▶ Brief
Exact repetition is required: output every record in full.

(Items from a dataset)

◆ ◆ ◆

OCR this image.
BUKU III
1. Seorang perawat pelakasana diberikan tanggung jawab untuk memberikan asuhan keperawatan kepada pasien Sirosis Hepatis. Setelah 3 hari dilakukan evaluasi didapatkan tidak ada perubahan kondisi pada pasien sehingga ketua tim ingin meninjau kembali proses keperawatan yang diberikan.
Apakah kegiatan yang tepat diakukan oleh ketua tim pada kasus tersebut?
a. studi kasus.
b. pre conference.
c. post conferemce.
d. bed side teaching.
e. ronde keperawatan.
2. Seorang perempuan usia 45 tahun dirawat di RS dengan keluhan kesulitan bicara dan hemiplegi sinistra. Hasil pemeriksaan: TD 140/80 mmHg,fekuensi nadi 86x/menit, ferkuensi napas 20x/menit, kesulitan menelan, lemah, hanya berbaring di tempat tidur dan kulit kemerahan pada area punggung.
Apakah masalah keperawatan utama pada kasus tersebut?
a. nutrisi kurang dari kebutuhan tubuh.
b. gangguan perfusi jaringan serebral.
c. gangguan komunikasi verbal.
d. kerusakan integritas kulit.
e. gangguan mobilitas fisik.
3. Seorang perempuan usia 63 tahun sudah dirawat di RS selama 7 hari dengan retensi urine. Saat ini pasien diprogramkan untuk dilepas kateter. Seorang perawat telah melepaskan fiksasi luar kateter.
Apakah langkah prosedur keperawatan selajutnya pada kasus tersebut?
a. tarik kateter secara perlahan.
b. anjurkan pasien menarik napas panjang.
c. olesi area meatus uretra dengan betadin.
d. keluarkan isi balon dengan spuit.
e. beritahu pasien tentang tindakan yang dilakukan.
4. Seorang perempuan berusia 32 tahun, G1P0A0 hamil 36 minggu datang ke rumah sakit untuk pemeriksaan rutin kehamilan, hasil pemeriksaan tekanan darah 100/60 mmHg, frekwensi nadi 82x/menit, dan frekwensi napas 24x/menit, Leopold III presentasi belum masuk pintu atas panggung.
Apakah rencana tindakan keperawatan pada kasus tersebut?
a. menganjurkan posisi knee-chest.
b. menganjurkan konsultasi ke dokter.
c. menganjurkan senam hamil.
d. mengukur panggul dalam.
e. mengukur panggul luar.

◆ ◆ ◆

▶ Exercise solution
OCR this image.
BUKU III
1. Seorang perawat pelakasana diberikan tanggung jawab untuk memberikan asuhan keperawatan kepada pasien Sirosis Hepatis. Setelah 3 hari dilakukan evaluasi didapatkan tidak ada perubahan kondisi pada pasien sehingga ketua tim ingin meninjau kembali proses keperawatan yang diberikan.
Apakah kegiatan yang tepat diakukan oleh ketua tim pada kasus tersebut?
a. studi kasus.
b. pre conference.
c. post conferemce.
d. bed side teaching.
e. ronde keperawatan.
2. Seorang perempuan usia 45 tahun dirawat di RS dengan keluhan kesulitan bicara dan hemiplegi sinistra. Hasil pemeriksaan: TD 140/80 mmHg,fekuensi nadi 86x/menit, ferkuensi napas 20x/menit, kesulitan menelan, lemah, hanya berbaring di tempat tidur dan kulit kemerahan pada area punggung.
Apakah masalah keperawatan utama pada kasus tersebut?
a. nutrisi kurang dari kebutuhan tubuh.
b. gangguan perfusi jaringan serebral.
c. gangguan komunikasi verbal.
d. kerusakan integritas kulit.
e. gangguan mobilitas fisik.
3. Seorang perempuan usia 63 tahun sudah dirawat di RS selama 7 hari dengan retensi urine. Saat ini pasien diprogramkan untuk dilepas kateter. Seorang perawat telah melepaskan fiksasi luar kateter.
Apakah langkah prosedur keperawatan selajutnya pada kasus tersebut?
a. tarik kateter secara perlahan.
b. anjurkan pasien menarik napas panjang.
c. olesi area meatus uretra dengan betadin.
d. keluarkan isi balon dengan spuit.
e. beritahu pasien tentang tindakan yang dilakukan.
4. Seorang perempuan berusia 32 tahun, G1P0A0 hamil 36 minggu datang ke rumah sakit untuk pemeriksaan rutin kehamilan, hasil pemeriksaan tekanan darah 100/60 mmHg, frekwensi nadi 82x/menit, dan frekwensi napas 24x/menit, Leopold III presentasi belum masuk pintu atas panggung.
Apakah rencana tindakan keperawatan pada kasus tersebut?
a. menganjurkan posisi knee-chest.
b. menganjurkan konsultasi ke dokter.
c. menganjurkan senam hamil.
d. mengukur panggul dalam.
e. mengukur panggul luar.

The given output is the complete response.